• [GOAL]:
Take the line containing "Give me a plain-text" and every line after it to the end of the records, and copy them exactly, excluding pictures.
═══ GIVEN ENTRIES
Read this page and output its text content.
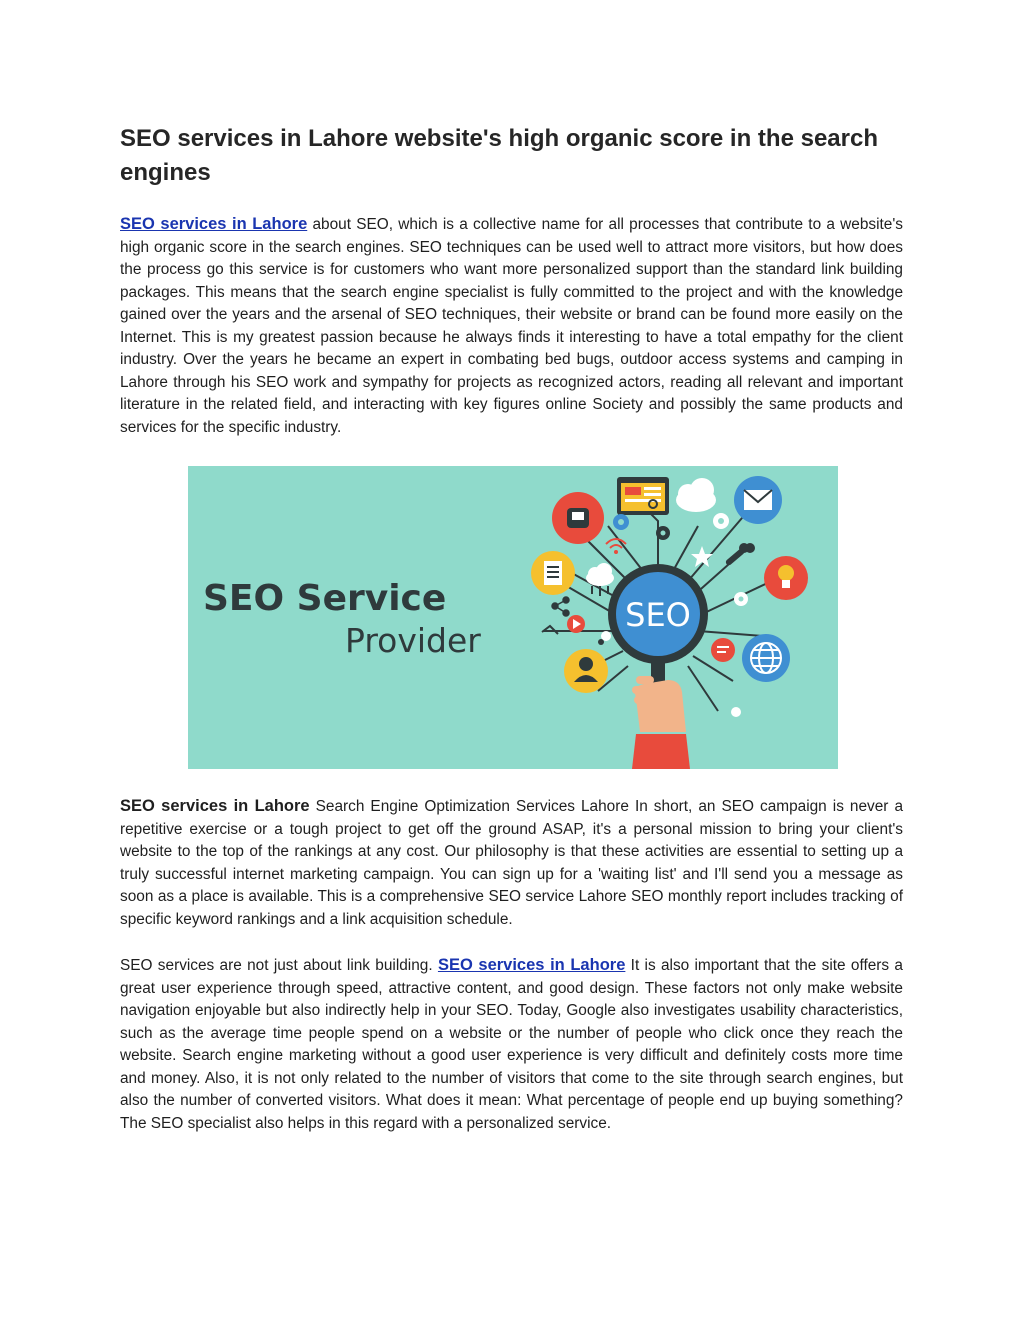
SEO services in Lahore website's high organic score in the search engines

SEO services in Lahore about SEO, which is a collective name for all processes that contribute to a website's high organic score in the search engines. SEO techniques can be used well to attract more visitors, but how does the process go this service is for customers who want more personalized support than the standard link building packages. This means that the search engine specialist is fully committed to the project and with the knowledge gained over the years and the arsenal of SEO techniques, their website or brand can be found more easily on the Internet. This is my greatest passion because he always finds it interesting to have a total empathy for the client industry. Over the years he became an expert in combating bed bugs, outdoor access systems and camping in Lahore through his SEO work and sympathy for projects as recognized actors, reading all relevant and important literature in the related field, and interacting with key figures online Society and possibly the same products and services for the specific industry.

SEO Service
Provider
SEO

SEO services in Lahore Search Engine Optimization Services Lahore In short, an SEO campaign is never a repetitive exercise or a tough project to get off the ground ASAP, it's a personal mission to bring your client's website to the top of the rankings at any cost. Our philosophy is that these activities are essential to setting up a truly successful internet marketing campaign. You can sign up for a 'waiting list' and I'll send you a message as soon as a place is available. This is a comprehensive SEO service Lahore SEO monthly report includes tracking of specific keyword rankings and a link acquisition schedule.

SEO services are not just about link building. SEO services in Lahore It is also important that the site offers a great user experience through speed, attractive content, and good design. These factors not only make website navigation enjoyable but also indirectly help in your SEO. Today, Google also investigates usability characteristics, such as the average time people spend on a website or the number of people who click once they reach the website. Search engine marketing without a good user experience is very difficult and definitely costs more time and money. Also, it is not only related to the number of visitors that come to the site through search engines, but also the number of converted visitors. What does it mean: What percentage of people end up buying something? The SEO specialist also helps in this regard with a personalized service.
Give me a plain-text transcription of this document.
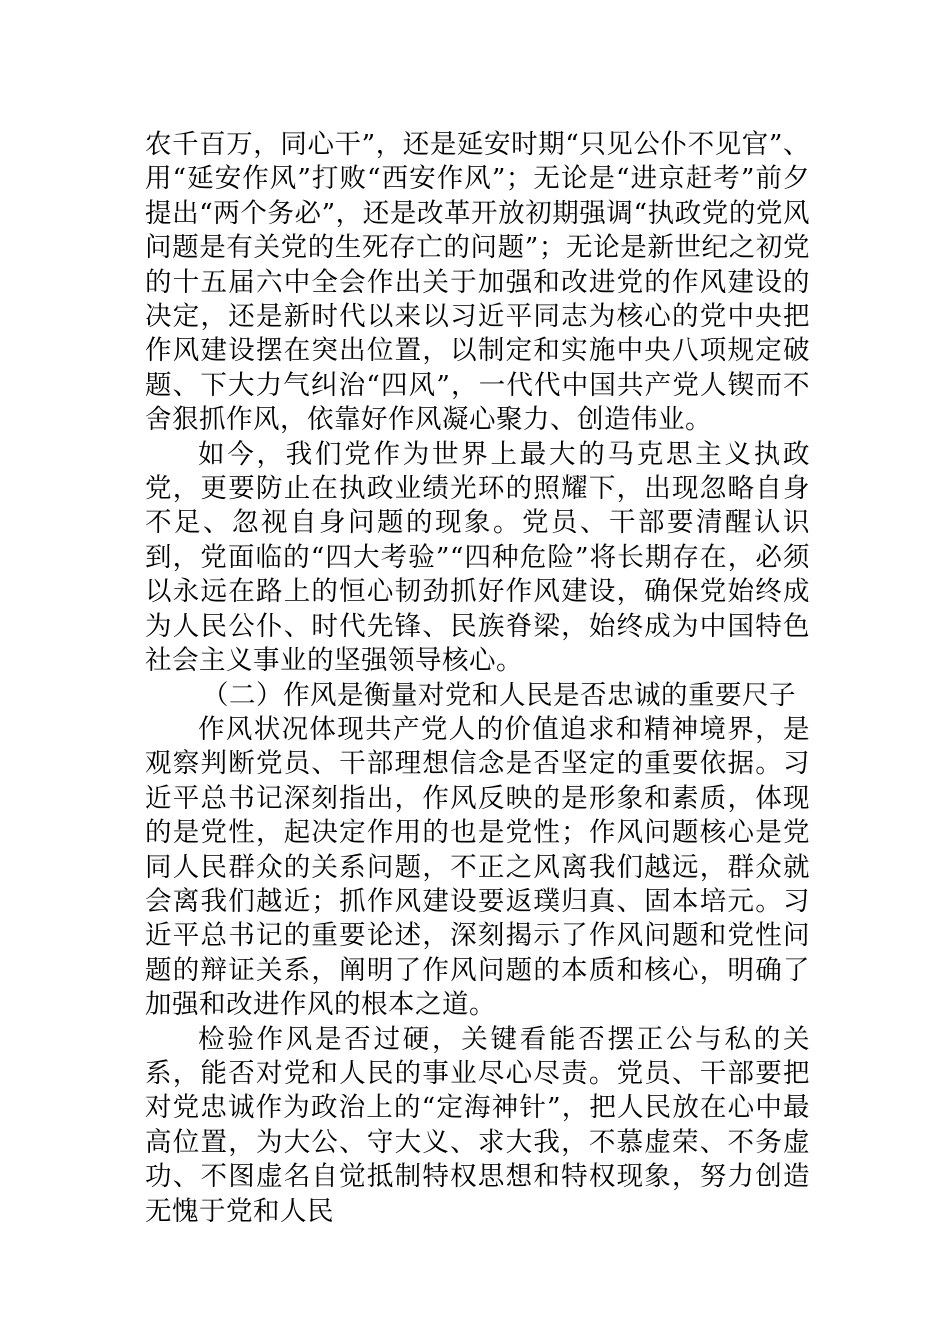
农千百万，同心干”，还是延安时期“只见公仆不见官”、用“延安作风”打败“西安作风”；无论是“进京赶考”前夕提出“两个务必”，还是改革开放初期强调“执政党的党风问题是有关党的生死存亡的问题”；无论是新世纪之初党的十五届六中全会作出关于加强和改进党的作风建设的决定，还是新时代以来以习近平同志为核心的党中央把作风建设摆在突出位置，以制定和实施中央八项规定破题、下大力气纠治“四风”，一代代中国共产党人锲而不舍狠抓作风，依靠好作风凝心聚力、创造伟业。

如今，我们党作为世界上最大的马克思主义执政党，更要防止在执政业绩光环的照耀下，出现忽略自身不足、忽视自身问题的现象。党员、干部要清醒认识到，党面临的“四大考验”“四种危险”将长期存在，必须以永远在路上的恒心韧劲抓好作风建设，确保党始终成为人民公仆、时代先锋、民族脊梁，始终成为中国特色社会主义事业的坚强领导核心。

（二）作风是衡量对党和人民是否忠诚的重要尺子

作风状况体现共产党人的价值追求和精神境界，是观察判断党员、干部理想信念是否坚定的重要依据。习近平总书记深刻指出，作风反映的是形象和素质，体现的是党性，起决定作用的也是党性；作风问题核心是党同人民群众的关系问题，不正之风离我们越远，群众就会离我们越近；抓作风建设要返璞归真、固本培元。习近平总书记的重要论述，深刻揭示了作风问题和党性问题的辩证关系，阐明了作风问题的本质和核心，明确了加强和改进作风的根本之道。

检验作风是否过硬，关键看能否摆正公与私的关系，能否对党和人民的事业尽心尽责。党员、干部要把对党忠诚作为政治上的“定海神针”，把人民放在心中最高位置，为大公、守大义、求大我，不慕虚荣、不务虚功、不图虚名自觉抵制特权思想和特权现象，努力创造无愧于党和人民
══════
• [FULL SOLUTION]:
Give me a plain-text transcription of this document.
农千百万，同心干”，还是延安时期“只见公仆不见官”、用“延安作风”打败“西安作风”；无论是“进京赶考”前夕提出“两个务必”，还是改革开放初期强调“执政党的党风问题是有关党的生死存亡的问题”；无论是新世纪之初党的十五届六中全会作出关于加强和改进党的作风建设的决定，还是新时代以来以习近平同志为核心的党中央把作风建设摆在突出位置，以制定和实施中央八项规定破题、下大力气纠治“四风”，一代代中国共产党人锲而不舍狠抓作风，依靠好作风凝心聚力、创造伟业。

如今，我们党作为世界上最大的马克思主义执政党，更要防止在执政业绩光环的照耀下，出现忽略自身不足、忽视自身问题的现象。党员、干部要清醒认识到，党面临的“四大考验”“四种危险”将长期存在，必须以永远在路上的恒心韧劲抓好作风建设，确保党始终成为人民公仆、时代先锋、民族脊梁，始终成为中国特色社会主义事业的坚强领导核心。

（二）作风是衡量对党和人民是否忠诚的重要尺子

作风状况体现共产党人的价值追求和精神境界，是观察判断党员、干部理想信念是否坚定的重要依据。习近平总书记深刻指出，作风反映的是形象和素质，体现的是党性，起决定作用的也是党性；作风问题核心是党同人民群众的关系问题，不正之风离我们越远，群众就会离我们越近；抓作风建设要返璞归真、固本培元。习近平总书记的重要论述，深刻揭示了作风问题和党性问题的辩证关系，阐明了作风问题的本质和核心，明确了加强和改进作风的根本之道。

检验作风是否过硬，关键看能否摆正公与私的关系，能否对党和人民的事业尽心尽责。党员、干部要把对党忠诚作为政治上的“定海神针”，把人民放在心中最高位置，为大公、守大义、求大我，不慕虚荣、不务虚功、不图虚名自觉抵制特权思想和特权现象，努力创造无愧于党和人民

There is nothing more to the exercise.